Task brief: Leave out the pictures and return every entry exactly as it appears.

Records shown:

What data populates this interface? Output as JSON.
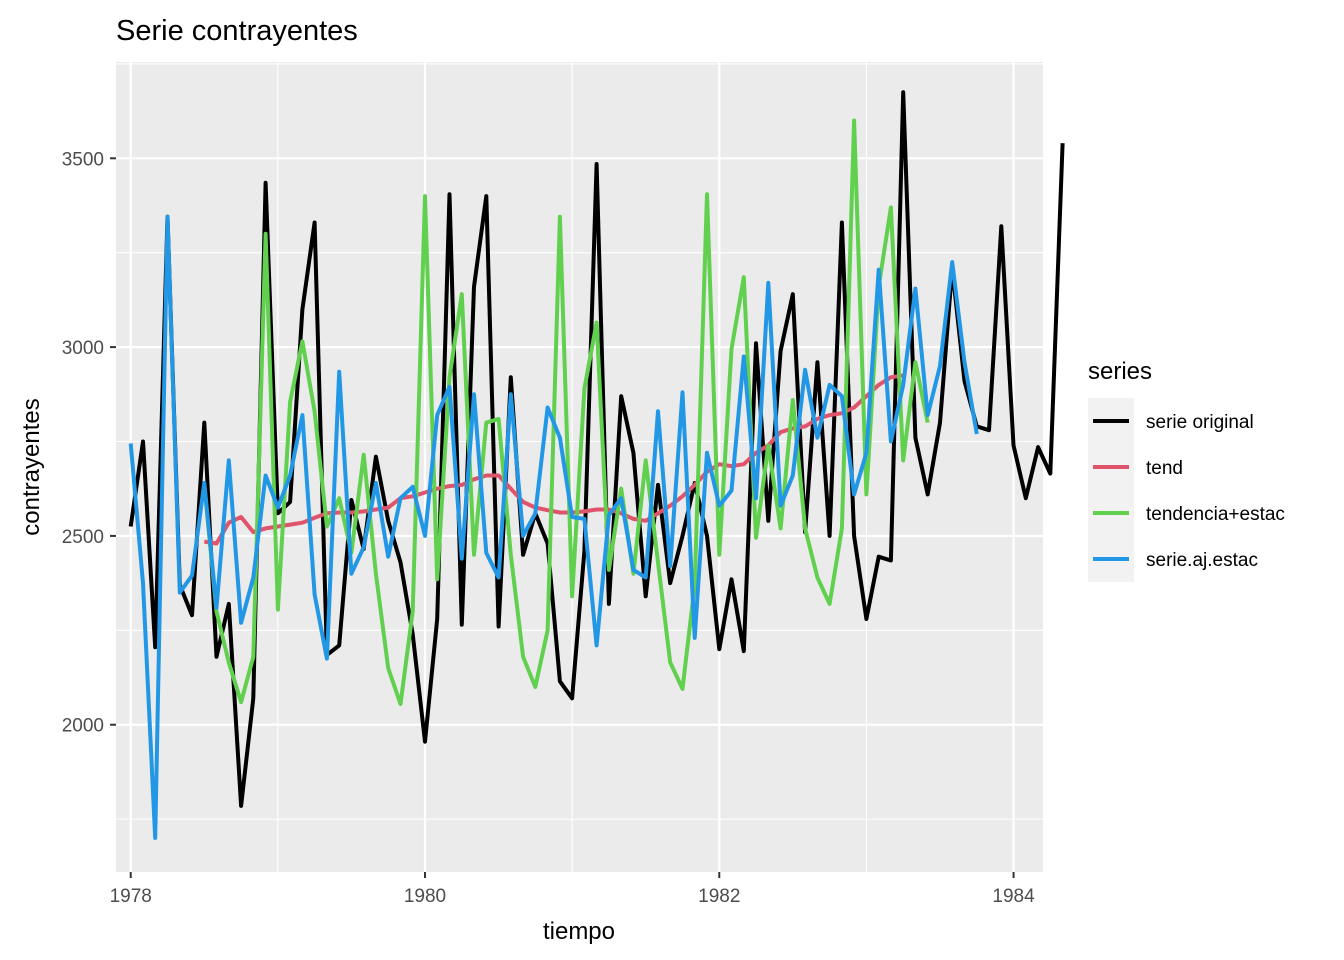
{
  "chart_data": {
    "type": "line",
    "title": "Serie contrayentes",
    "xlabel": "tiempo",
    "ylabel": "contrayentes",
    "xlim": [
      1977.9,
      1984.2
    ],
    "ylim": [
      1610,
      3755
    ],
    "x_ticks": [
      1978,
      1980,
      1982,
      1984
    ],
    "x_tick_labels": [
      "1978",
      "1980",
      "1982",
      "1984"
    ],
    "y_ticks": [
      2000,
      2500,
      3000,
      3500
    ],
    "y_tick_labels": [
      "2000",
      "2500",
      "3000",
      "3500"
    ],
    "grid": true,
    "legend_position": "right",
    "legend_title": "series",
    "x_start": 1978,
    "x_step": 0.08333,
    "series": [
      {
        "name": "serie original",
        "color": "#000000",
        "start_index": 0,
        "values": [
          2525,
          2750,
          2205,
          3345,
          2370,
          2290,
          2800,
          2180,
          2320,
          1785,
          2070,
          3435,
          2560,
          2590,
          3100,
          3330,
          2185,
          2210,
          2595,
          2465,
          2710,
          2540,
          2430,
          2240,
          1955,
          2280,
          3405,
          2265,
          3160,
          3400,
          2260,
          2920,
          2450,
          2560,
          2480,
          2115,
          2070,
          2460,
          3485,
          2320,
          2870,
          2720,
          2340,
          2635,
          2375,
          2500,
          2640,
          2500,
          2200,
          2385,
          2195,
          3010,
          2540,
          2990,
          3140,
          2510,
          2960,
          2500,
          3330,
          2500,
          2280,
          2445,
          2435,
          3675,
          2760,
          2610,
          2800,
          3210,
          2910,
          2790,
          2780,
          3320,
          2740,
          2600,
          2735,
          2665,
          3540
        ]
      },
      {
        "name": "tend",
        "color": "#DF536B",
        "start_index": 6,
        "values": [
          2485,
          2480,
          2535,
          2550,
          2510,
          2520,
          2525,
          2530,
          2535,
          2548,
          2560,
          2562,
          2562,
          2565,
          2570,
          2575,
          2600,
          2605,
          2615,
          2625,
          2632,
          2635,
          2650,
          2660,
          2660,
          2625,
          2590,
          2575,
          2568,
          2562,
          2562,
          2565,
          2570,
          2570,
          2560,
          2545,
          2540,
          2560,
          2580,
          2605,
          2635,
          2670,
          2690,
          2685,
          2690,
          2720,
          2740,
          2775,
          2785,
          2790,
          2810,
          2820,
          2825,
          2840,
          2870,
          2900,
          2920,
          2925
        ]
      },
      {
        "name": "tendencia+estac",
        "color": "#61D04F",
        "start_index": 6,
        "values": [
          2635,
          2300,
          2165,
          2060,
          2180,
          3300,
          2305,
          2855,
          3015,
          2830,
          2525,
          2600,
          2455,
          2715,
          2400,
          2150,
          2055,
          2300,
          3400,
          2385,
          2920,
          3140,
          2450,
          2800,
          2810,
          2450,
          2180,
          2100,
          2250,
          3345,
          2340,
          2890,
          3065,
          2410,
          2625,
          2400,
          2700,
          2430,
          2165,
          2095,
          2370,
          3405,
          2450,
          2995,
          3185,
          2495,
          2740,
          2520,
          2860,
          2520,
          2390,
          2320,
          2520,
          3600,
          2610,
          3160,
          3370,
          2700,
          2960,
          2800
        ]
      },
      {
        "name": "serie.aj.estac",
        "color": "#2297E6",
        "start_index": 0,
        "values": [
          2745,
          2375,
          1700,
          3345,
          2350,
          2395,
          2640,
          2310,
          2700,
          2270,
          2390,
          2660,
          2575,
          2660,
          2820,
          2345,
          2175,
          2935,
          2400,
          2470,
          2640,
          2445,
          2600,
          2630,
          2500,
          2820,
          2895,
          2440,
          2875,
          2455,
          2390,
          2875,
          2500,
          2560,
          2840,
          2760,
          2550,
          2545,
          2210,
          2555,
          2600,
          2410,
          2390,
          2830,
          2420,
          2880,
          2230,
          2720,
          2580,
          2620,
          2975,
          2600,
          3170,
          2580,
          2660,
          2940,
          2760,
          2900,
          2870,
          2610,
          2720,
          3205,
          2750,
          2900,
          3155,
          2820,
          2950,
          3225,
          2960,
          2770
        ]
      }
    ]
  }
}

Complete response:
What data populates this interface? Output as JSON.
{
  "chart_data": {
    "type": "line",
    "title": "Serie contrayentes",
    "xlabel": "tiempo",
    "ylabel": "contrayentes",
    "xlim": [
      1977.9,
      1984.2
    ],
    "ylim": [
      1610,
      3755
    ],
    "x_ticks": [
      1978,
      1980,
      1982,
      1984
    ],
    "x_tick_labels": [
      "1978",
      "1980",
      "1982",
      "1984"
    ],
    "y_ticks": [
      2000,
      2500,
      3000,
      3500
    ],
    "y_tick_labels": [
      "2000",
      "2500",
      "3000",
      "3500"
    ],
    "grid": true,
    "legend_position": "right",
    "legend_title": "series",
    "x_start": 1978,
    "x_step": 0.08333,
    "series": [
      {
        "name": "serie original",
        "color": "#000000",
        "start_index": 0,
        "values": [
          2525,
          2750,
          2205,
          3345,
          2370,
          2290,
          2800,
          2180,
          2320,
          1785,
          2070,
          3435,
          2560,
          2590,
          3100,
          3330,
          2185,
          2210,
          2595,
          2465,
          2710,
          2540,
          2430,
          2240,
          1955,
          2280,
          3405,
          2265,
          3160,
          3400,
          2260,
          2920,
          2450,
          2560,
          2480,
          2115,
          2070,
          2460,
          3485,
          2320,
          2870,
          2720,
          2340,
          2635,
          2375,
          2500,
          2640,
          2500,
          2200,
          2385,
          2195,
          3010,
          2540,
          2990,
          3140,
          2510,
          2960,
          2500,
          3330,
          2500,
          2280,
          2445,
          2435,
          3675,
          2760,
          2610,
          2800,
          3210,
          2910,
          2790,
          2780,
          3320,
          2740,
          2600,
          2735,
          2665,
          3540
        ]
      },
      {
        "name": "tend",
        "color": "#DF536B",
        "start_index": 6,
        "values": [
          2485,
          2480,
          2535,
          2550,
          2510,
          2520,
          2525,
          2530,
          2535,
          2548,
          2560,
          2562,
          2562,
          2565,
          2570,
          2575,
          2600,
          2605,
          2615,
          2625,
          2632,
          2635,
          2650,
          2660,
          2660,
          2625,
          2590,
          2575,
          2568,
          2562,
          2562,
          2565,
          2570,
          2570,
          2560,
          2545,
          2540,
          2560,
          2580,
          2605,
          2635,
          2670,
          2690,
          2685,
          2690,
          2720,
          2740,
          2775,
          2785,
          2790,
          2810,
          2820,
          2825,
          2840,
          2870,
          2900,
          2920,
          2925
        ]
      },
      {
        "name": "tendencia+estac",
        "color": "#61D04F",
        "start_index": 6,
        "values": [
          2635,
          2300,
          2165,
          2060,
          2180,
          3300,
          2305,
          2855,
          3015,
          2830,
          2525,
          2600,
          2455,
          2715,
          2400,
          2150,
          2055,
          2300,
          3400,
          2385,
          2920,
          3140,
          2450,
          2800,
          2810,
          2450,
          2180,
          2100,
          2250,
          3345,
          2340,
          2890,
          3065,
          2410,
          2625,
          2400,
          2700,
          2430,
          2165,
          2095,
          2370,
          3405,
          2450,
          2995,
          3185,
          2495,
          2740,
          2520,
          2860,
          2520,
          2390,
          2320,
          2520,
          3600,
          2610,
          3160,
          3370,
          2700,
          2960,
          2800
        ]
      },
      {
        "name": "serie.aj.estac",
        "color": "#2297E6",
        "start_index": 0,
        "values": [
          2745,
          2375,
          1700,
          3345,
          2350,
          2395,
          2640,
          2310,
          2700,
          2270,
          2390,
          2660,
          2575,
          2660,
          2820,
          2345,
          2175,
          2935,
          2400,
          2470,
          2640,
          2445,
          2600,
          2630,
          2500,
          2820,
          2895,
          2440,
          2875,
          2455,
          2390,
          2875,
          2500,
          2560,
          2840,
          2760,
          2550,
          2545,
          2210,
          2555,
          2600,
          2410,
          2390,
          2830,
          2420,
          2880,
          2230,
          2720,
          2580,
          2620,
          2975,
          2600,
          3170,
          2580,
          2660,
          2940,
          2760,
          2900,
          2870,
          2610,
          2720,
          3205,
          2750,
          2900,
          3155,
          2820,
          2950,
          3225,
          2960,
          2770
        ]
      }
    ]
  }
}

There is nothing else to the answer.